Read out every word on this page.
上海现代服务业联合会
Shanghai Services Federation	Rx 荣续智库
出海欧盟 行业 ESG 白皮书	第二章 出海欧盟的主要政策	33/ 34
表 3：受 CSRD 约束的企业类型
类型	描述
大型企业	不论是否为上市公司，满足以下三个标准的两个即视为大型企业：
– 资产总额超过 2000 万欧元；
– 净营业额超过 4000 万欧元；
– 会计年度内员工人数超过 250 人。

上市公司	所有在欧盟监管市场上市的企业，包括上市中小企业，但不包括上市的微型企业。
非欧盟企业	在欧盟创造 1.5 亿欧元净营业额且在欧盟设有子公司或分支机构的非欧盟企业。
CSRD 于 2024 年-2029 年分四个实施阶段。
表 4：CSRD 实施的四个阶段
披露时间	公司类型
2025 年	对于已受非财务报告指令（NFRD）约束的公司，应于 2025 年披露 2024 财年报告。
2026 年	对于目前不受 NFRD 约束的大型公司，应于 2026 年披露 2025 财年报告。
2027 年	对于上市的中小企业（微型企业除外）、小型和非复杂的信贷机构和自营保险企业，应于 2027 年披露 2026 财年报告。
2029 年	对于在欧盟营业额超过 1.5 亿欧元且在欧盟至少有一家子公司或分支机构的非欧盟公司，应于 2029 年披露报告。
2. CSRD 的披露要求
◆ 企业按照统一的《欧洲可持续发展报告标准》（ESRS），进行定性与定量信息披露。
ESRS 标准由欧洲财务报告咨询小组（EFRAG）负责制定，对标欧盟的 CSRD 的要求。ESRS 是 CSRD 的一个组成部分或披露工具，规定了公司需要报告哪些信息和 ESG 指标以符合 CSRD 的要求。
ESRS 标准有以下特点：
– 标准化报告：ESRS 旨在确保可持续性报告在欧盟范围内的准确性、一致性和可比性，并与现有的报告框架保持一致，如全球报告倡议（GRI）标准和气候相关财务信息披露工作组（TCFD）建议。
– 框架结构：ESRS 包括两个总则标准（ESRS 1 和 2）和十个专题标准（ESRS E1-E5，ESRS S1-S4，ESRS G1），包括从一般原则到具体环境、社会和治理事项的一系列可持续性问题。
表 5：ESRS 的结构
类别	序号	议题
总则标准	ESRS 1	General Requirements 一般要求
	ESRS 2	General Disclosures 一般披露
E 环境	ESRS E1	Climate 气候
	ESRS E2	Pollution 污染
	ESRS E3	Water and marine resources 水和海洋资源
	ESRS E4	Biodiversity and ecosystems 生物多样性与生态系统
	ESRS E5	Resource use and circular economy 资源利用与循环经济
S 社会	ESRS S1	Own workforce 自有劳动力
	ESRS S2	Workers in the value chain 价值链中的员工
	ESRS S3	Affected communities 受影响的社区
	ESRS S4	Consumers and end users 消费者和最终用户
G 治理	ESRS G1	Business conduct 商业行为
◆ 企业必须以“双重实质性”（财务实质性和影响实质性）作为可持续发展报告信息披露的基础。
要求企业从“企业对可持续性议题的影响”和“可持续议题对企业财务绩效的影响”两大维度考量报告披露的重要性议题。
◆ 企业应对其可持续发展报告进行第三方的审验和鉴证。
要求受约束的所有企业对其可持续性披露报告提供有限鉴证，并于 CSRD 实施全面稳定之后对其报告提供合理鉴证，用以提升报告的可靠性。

=-=-=-=-=

(Short problem):
Copy each line in the data that holds the word "CSRD".

(Solution for this exercise):
表 3：受 CSRD 约束的企业类型
CSRD 于 2024 年-2029 年分四个实施阶段。
表 4：CSRD 实施的四个阶段
2. CSRD 的披露要求
ESRS 标准由欧洲财务报告咨询小组（EFRAG）负责制定，对标欧盟的 CSRD 的要求。ESRS 是 CSRD 的一个组成部分或披露工具，规定了公司需要报告哪些信息和 ESG 指标以符合 CSRD 的要求。
要求受约束的所有企业对其可持续性披露报告提供有限鉴证，并于 CSRD 实施全面稳定之后对其报告提供合理鉴证，用以提升报告的可靠性。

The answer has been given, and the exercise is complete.